Batch Rotation (all vaults):
#!/bin/bash
# rotate-all-release-keys.sh - Emergency rotation of all release keys
# 1. Get all vault IDs
VAULT_IDS=$(psql -t -c "SELECT id FROM vault_core.vaults WHERE escrowed_master_key IS NOT NULL")
# 2. Rotate each vault
for VAULT_ID in $VAULT_IDS; do
echo "Rotating vault: $VAULT_ID"
./rotate-release-key.sh $VAULT_ID
done
# 3. Invalidate any pending release packages (they used old keys)
psql -c "
UPDATE vault_core.release_packages
SET status = 'revoked',
revoke_reason = 'key_rotation_emergency'
WHERE status IN ('pending', 'accessed')
AND created_at < NOW()
"
echo "All release keys rotated. Pending packages revoked."
Recovery: - Verify rotation completed for all affected vaults - Test trigger execution on a test vault - Resume trigger execution after verification - Monitor for any access failures
1.2 Trigger Misfire Response¶
Scenario: Trigger executed when it shouldn't have (false positive).
Severity: HIGH
Immediate Actions: 1. Attempt abort if trigger is in abortable state:
await abortTrigger(triggerId, {
reason: 'operator_intervention',
bypassAuth: true, // Emergency override
});
Post-Incident: - Adjust trigger configuration if needed - Review multi-signal requirements - Document in incident log
1.3 Data Breach Response¶
Scenario: Unauthorized access to database or storage.
Severity: CRITICAL
Immediate Actions: 1. Assess scope: - Which tables/buckets were accessed? - Was it read-only or read-write? - Class C documents: ciphertext only (limited impact) - Class B documents: escrow keys needed (check SealedSecrets) - Class A documents: potential plaintext exposure 2. Contain breach: - Rotate database credentials - Revoke compromised service accounts - Review network policies 3. Notify users per data breach requirements: - Class A data: notify all affected users - Class B/C data: notify that ciphertext was accessed (limited impact) 4. Preserve evidence for forensics
2. Support Escalation Paths¶
2.1 Contested Trigger (User Says "I'm Not Dead")¶
Scenario: User contacts support claiming trigger fired incorrectly while they're alive.
Priority: URGENT (time-sensitive)
Verification Steps: 1. Verify identity: - Require MFA verification - Security questions if MFA unavailable - Video call for high-stakes situations 2. Check trigger state: - If abortable: abort immediately upon verification - If released: revoke release package, contact executor 3. Document verification method and outcome
Escalation: - If identity cannot be verified: DO NOT abort without management approval - If executor contests: require legal documentation - If user claims coercion: activate safety protocol (see ExitMap)

→ **SUPPLIED MATERIAL**

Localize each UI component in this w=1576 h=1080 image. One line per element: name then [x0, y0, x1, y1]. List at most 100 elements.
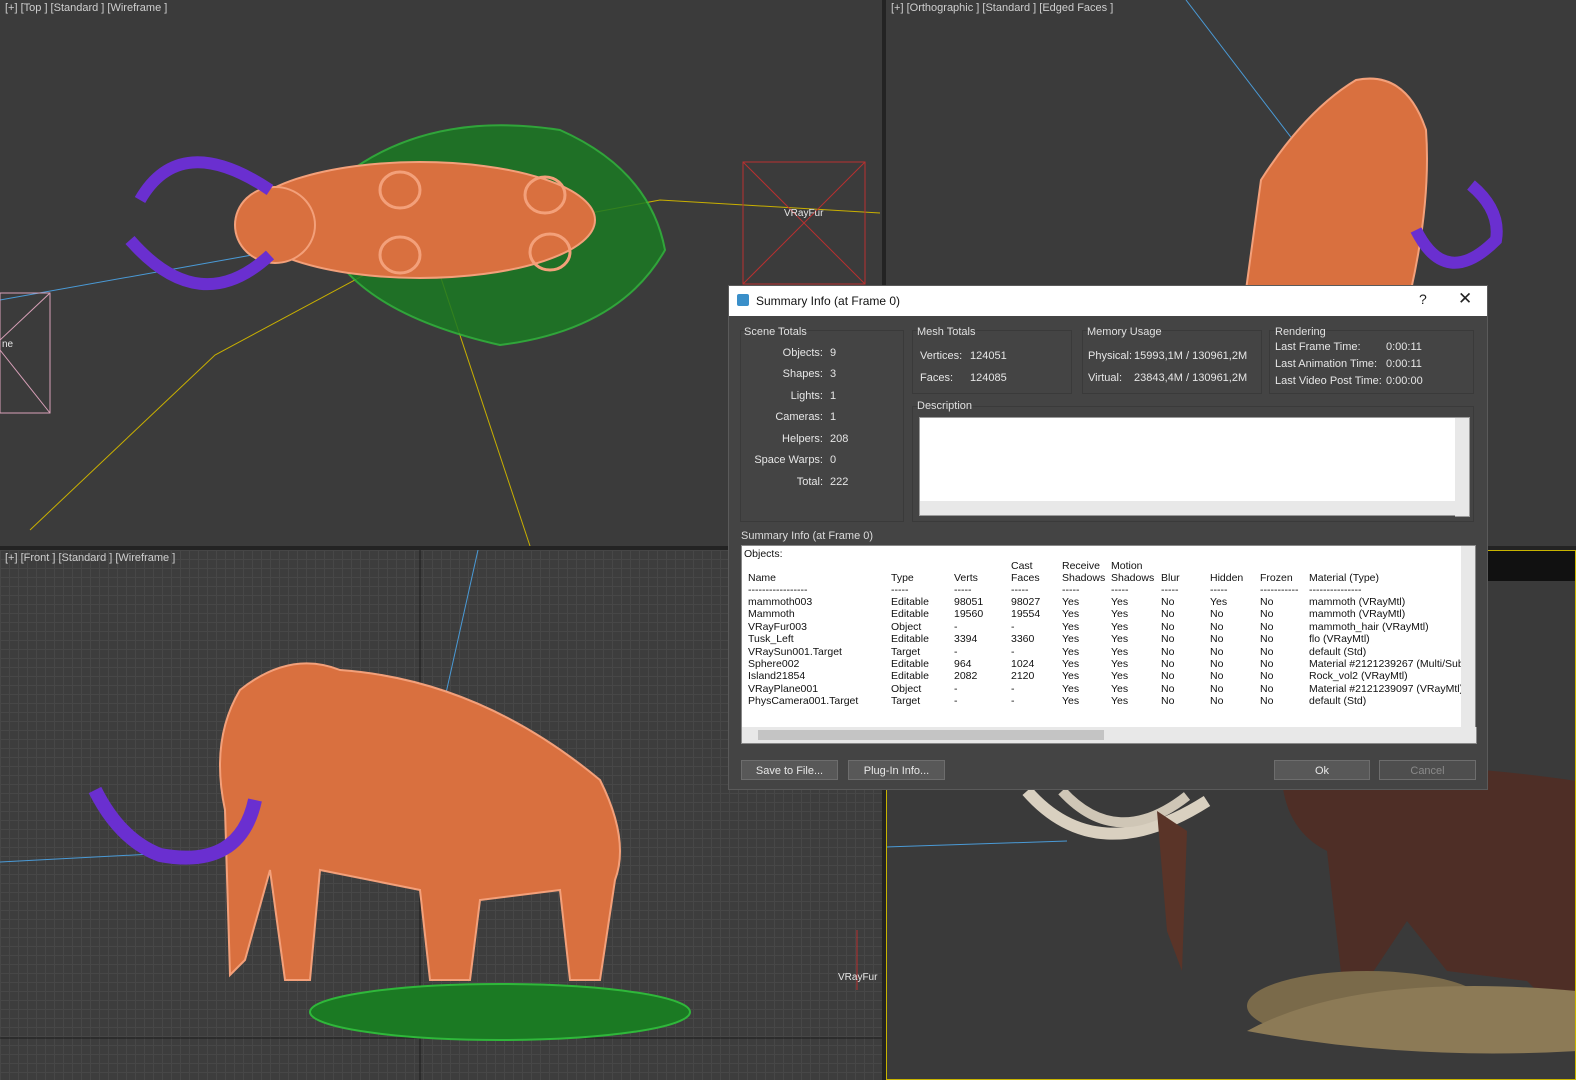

→ **REQUIREMENTS**
What priority does the incident-response text above assign to a contested trigger, where a user says the trigger fired while they are alive?

→ **PROBLEM SOLUTION**
URGENT (time-sensitive).